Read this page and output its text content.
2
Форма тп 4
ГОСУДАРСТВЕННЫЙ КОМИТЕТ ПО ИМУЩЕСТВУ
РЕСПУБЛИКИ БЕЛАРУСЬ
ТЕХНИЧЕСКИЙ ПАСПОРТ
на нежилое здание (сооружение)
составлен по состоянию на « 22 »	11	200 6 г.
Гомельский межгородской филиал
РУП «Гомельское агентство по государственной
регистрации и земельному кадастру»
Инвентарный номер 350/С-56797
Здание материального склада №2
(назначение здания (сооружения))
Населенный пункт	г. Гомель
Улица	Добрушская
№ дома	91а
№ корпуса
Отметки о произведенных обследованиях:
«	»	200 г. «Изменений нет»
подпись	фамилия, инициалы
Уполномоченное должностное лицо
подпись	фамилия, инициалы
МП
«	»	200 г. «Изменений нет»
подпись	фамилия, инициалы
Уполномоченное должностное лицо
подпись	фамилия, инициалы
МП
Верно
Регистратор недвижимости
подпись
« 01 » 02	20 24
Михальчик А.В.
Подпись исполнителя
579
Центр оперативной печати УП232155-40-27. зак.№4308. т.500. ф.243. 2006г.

* _Exercise aim_
All of the entries above need to be reproduced exactly.

* _Answer in full_
Read this page and output its text content.
2
Форма тп 4
ГОСУДАРСТВЕННЫЙ КОМИТЕТ ПО ИМУЩЕСТВУ
РЕСПУБЛИКИ БЕЛАРУСЬ
ТЕХНИЧЕСКИЙ ПАСПОРТ
на нежилое здание (сооружение)
составлен по состоянию на « 22 »	11	200 6 г.
Гомельский межгородской филиал
РУП «Гомельское агентство по государственной
регистрации и земельному кадастру»
Инвентарный номер 350/С-56797
Здание материального склада №2
(назначение здания (сооружения))
Населенный пункт	г. Гомель
Улица	Добрушская
№ дома	91а
№ корпуса
Отметки о произведенных обследованиях:
«	»	200 г. «Изменений нет»
подпись	фамилия, инициалы
Уполномоченное должностное лицо
подпись	фамилия, инициалы
МП
«	»	200 г. «Изменений нет»
подпись	фамилия, инициалы
Уполномоченное должностное лицо
подпись	фамилия, инициалы
МП
Верно
Регистратор недвижимости
подпись
« 01 » 02	20 24
Михальчик А.В.
Подпись исполнителя
579
Центр оперативной печати УП232155-40-27. зак.№4308. т.500. ф.243. 2006г.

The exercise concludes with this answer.